▶ [THE INPUT]:
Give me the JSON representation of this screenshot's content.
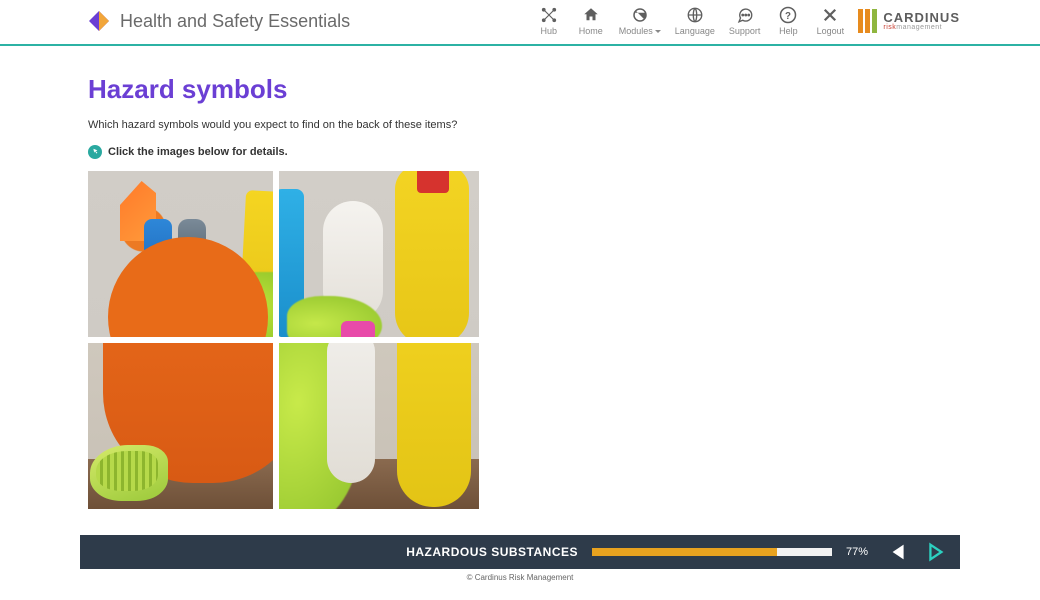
{
  "header": {
    "title": "Health and Safety Essentials",
    "nav": [
      {
        "label": "Hub"
      },
      {
        "label": "Home"
      },
      {
        "label": "Modules",
        "dropdown": true
      },
      {
        "label": "Language"
      },
      {
        "label": "Support"
      },
      {
        "label": "Help"
      },
      {
        "label": "Logout"
      }
    ],
    "brand_name": "CARDINUS",
    "brand_sub_prefix": "risk",
    "brand_sub_rest": "management"
  },
  "page": {
    "title": "Hazard symbols",
    "question": "Which hazard symbols would you expect to find on the back of these items?",
    "instruction": "Click the images below for details."
  },
  "footer": {
    "module": "HAZARDOUS SUBSTANCES",
    "progress_pct": 77,
    "progress_label": "77%",
    "copyright": "© Cardinus Risk Management"
  },
  "colors": {
    "accent": "#6b3fd4",
    "teal": "#2cb2a4",
    "progress": "#e8a21f",
    "footer_bg": "#2e3b4a"
  }
}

▶ [WHAT THE TASK ASKS]: Copy out all the records exactly, excluding pictures.

▶ [RESULT OF THE EXERCISE]:
Give me the JSON representation of this screenshot's content.
{
  "header": {
    "title": "Health and Safety Essentials",
    "nav": [
      {
        "label": "Hub"
      },
      {
        "label": "Home"
      },
      {
        "label": "Modules",
        "dropdown": true
      },
      {
        "label": "Language"
      },
      {
        "label": "Support"
      },
      {
        "label": "Help"
      },
      {
        "label": "Logout"
      }
    ],
    "brand_name": "CARDINUS",
    "brand_sub_prefix": "risk",
    "brand_sub_rest": "management"
  },
  "page": {
    "title": "Hazard symbols",
    "question": "Which hazard symbols would you expect to find on the back of these items?",
    "instruction": "Click the images below for details."
  },
  "footer": {
    "module": "HAZARDOUS SUBSTANCES",
    "progress_pct": 77,
    "progress_label": "77%",
    "copyright": "© Cardinus Risk Management"
  },
  "colors": {
    "accent": "#6b3fd4",
    "teal": "#2cb2a4",
    "progress": "#e8a21f",
    "footer_bg": "#2e3b4a"
  }
}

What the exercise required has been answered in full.